§ Stated problem: Show all lines from the data that include the word "fashion".

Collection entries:
◇ ◇ ◇ ◇ ◇ ◇ ◇
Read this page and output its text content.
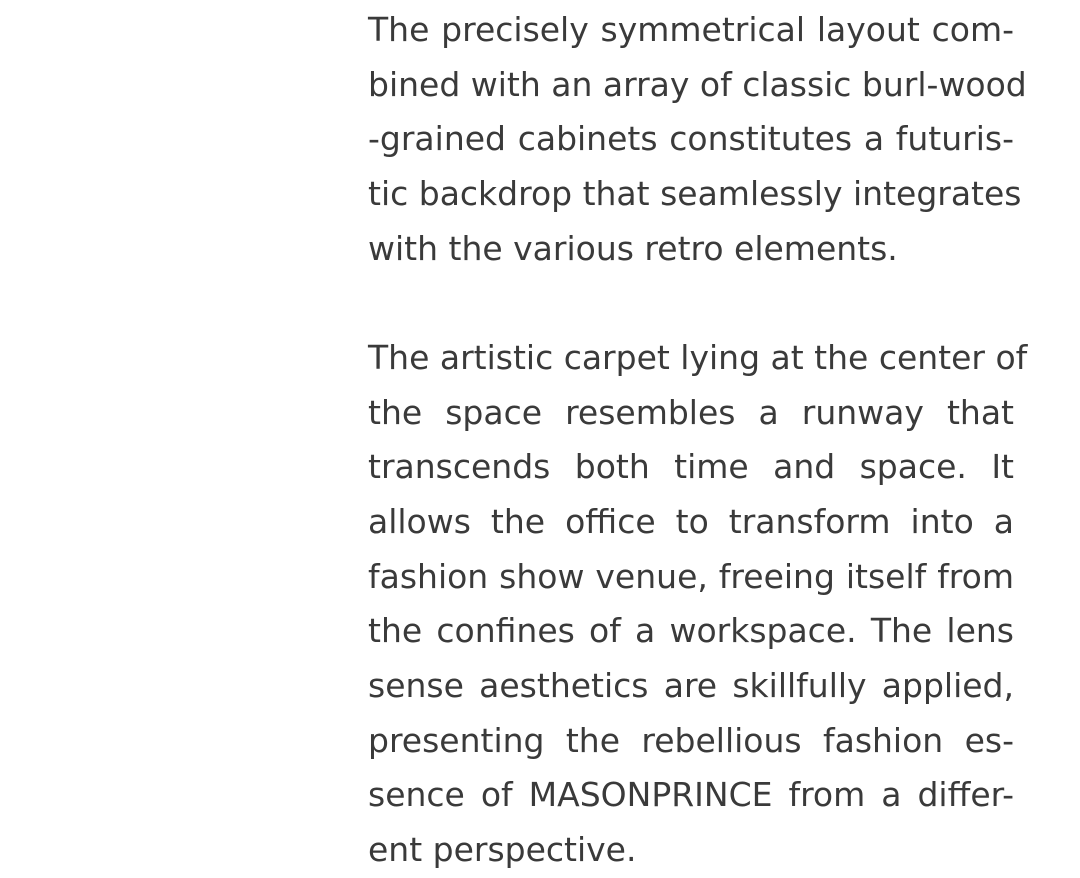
The precisely symmetrical layout com-
bined with an array of classic burl-wood
-grained cabinets constitutes a futuris-
tic backdrop that seamlessly integrates
with the various retro elements.

The artistic carpet lying at the center of
the space resembles a runway that
transcends both time and space. It
allows the office to transform into a
fashion show venue, freeing itself from
the confines of a workspace. The lens
sense aesthetics are skillfully applied,
presenting the rebellious fashion es-
sence of MASONPRINCE from a differ-
ent perspective.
◇ ◇ ◇ ◇ ◇ ◇ ◇
§ Exercise output:
fashion show venue, freeing itself from
presenting the rebellious fashion es-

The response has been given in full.